§ Written problem A
Answer these questions about the Perl threading passage below, one answer per line, marked (i), (ii), (iii):
(i) With which option does the script almost always hang?
(ii) Where does that option make it print debug lines?
(iii) Which module opens the file named on the command line?

§ Passage
— Begin —

But if you run as test -TRACE=1 somefile it will almost always hang, deadlocked.

#! perl -slw use strict; use IO::File; use threads; use threads::shared; BEGIN { $| = 1; our $TRACE ||= 0; print "TRACE=$TRACE"; *CORE::GLOBAL::warn = sub {} unless $TRACE; } sub processData { printf @_; } sub getDataT { my ( $handle, $sharedDataRef, $doneRef ) = @_; while( !$handle->eof ) { warn "t-Locking" . $/; lock $$sharedDataRef; warn 't-Waiting' . $/; cond_wait( $$sharedDataRef ) while $$sharedDataRef; warn 't-Setting' . $/; $$sharedDataRef = $handle->getline; warn 't-Signalling' . $/; cond_signal( $$sharedDataRef ); } $$doneRef = 1; return; } my $handle = IO::File->new( $ARGV[ 0 ], 'r' ); my $sharedData :shared; my $done :shared = 0; threads->create( \&getDataT, $handle, \$sharedData, \$done ); while( !$done ) { warn 'm-locking' . $/; lock $sharedData; warn 'm-waiting' . $/; cond_wait $sharedData until $sharedData; warn 'm-Copying' . $/; my $localCopy = $sharedData; warn 'm-undefing' . $/; undef( $sharedData ); warn 'm-signalling' . $/; cond_signal $sharedData; warn 'm-processing' . $/; processData( $localCopy ); }

All the -TRACE=1 option does is cause it to print some debug lines to STDERR.

— End —

§ Material provided
— Begin —

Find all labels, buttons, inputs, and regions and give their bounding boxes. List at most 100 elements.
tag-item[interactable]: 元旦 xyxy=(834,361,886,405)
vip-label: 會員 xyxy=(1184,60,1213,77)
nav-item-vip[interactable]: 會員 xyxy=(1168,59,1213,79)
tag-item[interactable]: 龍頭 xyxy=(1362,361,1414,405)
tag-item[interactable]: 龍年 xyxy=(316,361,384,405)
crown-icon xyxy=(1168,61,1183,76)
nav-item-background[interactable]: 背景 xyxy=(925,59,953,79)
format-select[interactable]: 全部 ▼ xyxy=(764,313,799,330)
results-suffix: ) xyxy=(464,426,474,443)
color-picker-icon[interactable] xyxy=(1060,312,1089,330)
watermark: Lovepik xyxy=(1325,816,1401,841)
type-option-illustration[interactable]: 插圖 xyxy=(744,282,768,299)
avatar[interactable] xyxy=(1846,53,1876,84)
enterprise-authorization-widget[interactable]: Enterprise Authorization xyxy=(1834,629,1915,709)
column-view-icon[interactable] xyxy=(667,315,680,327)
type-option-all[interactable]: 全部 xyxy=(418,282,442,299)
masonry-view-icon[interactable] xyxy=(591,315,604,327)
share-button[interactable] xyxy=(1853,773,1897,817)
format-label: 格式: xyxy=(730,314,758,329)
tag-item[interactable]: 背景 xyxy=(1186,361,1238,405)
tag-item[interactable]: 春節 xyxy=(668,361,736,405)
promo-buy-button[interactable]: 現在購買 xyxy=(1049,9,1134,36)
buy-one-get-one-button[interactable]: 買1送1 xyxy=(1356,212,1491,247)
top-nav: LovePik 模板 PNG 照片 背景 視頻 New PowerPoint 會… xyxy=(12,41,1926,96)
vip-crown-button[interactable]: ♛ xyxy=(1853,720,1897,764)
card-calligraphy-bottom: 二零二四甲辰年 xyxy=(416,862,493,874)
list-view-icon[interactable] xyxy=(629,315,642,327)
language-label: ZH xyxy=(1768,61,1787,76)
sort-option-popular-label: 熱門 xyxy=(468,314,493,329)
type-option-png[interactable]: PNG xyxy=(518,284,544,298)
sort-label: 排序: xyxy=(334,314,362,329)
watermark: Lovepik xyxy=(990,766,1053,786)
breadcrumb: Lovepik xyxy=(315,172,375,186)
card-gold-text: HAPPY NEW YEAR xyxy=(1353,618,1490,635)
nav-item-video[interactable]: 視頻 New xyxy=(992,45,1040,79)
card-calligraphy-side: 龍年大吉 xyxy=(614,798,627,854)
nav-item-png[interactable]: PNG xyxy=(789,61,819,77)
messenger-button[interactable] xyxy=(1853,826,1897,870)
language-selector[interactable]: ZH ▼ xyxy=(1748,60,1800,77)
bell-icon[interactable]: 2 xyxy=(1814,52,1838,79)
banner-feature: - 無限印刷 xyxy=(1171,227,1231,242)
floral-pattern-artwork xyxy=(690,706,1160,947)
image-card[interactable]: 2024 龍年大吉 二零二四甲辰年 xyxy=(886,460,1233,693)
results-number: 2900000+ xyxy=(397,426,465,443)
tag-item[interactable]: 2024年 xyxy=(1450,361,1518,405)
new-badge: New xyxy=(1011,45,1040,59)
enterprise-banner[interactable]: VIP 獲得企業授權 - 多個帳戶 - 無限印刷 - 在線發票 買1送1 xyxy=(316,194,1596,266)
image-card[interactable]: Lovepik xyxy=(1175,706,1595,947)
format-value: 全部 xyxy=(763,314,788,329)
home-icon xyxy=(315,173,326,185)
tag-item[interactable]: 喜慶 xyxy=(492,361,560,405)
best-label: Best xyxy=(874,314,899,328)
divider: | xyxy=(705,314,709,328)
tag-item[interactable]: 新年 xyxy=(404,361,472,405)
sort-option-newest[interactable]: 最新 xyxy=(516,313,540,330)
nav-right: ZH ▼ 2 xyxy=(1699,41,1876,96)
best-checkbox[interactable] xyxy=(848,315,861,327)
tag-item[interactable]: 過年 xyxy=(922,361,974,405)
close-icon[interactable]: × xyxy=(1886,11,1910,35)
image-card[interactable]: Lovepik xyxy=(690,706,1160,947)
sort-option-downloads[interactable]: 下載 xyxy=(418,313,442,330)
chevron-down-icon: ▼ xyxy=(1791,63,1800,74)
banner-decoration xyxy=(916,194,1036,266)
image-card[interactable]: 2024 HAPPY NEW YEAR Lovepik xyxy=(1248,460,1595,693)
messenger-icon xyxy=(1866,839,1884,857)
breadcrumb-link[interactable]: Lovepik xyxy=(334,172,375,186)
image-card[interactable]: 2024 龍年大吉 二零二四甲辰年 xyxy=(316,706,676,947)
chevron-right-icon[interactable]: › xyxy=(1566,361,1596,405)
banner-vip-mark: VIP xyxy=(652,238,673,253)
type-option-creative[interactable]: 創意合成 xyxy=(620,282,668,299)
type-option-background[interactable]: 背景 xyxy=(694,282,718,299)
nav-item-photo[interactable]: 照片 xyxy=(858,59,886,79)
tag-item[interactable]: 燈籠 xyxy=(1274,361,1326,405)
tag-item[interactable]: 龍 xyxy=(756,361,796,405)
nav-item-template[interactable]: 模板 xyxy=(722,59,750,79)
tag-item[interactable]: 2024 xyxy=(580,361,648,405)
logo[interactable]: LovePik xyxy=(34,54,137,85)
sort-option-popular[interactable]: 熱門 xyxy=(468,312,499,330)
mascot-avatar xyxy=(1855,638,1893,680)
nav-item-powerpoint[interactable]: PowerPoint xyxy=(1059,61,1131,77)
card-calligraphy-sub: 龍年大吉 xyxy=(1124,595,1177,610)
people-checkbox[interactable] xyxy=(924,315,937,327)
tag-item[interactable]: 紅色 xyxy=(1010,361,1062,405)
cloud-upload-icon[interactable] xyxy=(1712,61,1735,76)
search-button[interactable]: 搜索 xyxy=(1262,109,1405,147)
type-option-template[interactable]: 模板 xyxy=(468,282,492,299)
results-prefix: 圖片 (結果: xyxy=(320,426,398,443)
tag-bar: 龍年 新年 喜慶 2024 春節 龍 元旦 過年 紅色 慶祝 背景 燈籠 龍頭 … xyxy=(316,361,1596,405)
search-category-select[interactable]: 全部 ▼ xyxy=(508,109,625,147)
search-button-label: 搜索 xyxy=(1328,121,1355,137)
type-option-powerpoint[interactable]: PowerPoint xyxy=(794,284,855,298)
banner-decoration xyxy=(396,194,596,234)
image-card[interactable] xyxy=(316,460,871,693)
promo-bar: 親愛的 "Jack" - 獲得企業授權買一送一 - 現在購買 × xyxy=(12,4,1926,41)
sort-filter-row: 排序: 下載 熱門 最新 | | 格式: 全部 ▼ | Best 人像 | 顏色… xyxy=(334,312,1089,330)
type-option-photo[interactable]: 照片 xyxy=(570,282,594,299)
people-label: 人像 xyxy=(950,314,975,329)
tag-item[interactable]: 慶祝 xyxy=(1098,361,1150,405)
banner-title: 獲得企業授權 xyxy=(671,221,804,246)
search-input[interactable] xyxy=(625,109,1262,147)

— End —

§ Written problem B
Please convert the entries, from the first one up to and including the line containing "column-view-icon[interactable] xyxy=(667,315,680,327)", into a Markdown table with the columns Row and Entry, one numbered row per line, leaving out any blank lines.

§ Answer A
(i) -TRACE=1
(ii) STDERR
(iii) IO::File

§ Answer B
| Row | Entry |
|---|---|
| 1 | Find all labels, buttons, inputs, and regions and give their bounding boxes. List at most 100 elements. |
| 2 | tag-item[interactable]: 元旦 xyxy=(834,361,886,405) |
| 3 | vip-label: 會員 xyxy=(1184,60,1213,77) |
| 4 | nav-item-vip[interactable]: 會員 xyxy=(1168,59,1213,79) |
| 5 | tag-item[interactable]: 龍頭 xyxy=(1362,361,1414,405) |
| 6 | tag-item[interactable]: 龍年 xyxy=(316,361,384,405) |
| 7 | crown-icon xyxy=(1168,61,1183,76) |
| 8 | nav-item-background[interactable]: 背景 xyxy=(925,59,953,79) |
| 9 | format-select[interactable]: 全部 ▼ xyxy=(764,313,799,330) |
| 10 | results-suffix: ) xyxy=(464,426,474,443) |
| 11 | color-picker-icon[interactable] xyxy=(1060,312,1089,330) |
| 12 | watermark: Lovepik xyxy=(1325,816,1401,841) |
| 13 | type-option-illustration[interactable]: 插圖 xyxy=(744,282,768,299) |
| 14 | avatar[interactable] xyxy=(1846,53,1876,84) |
| 15 | enterprise-authorization-widget[interactable]: Enterprise Authorization xyxy=(1834,629,1915,709) |
| 16 | column-view-icon[interactable] xyxy=(667,315,680,327) |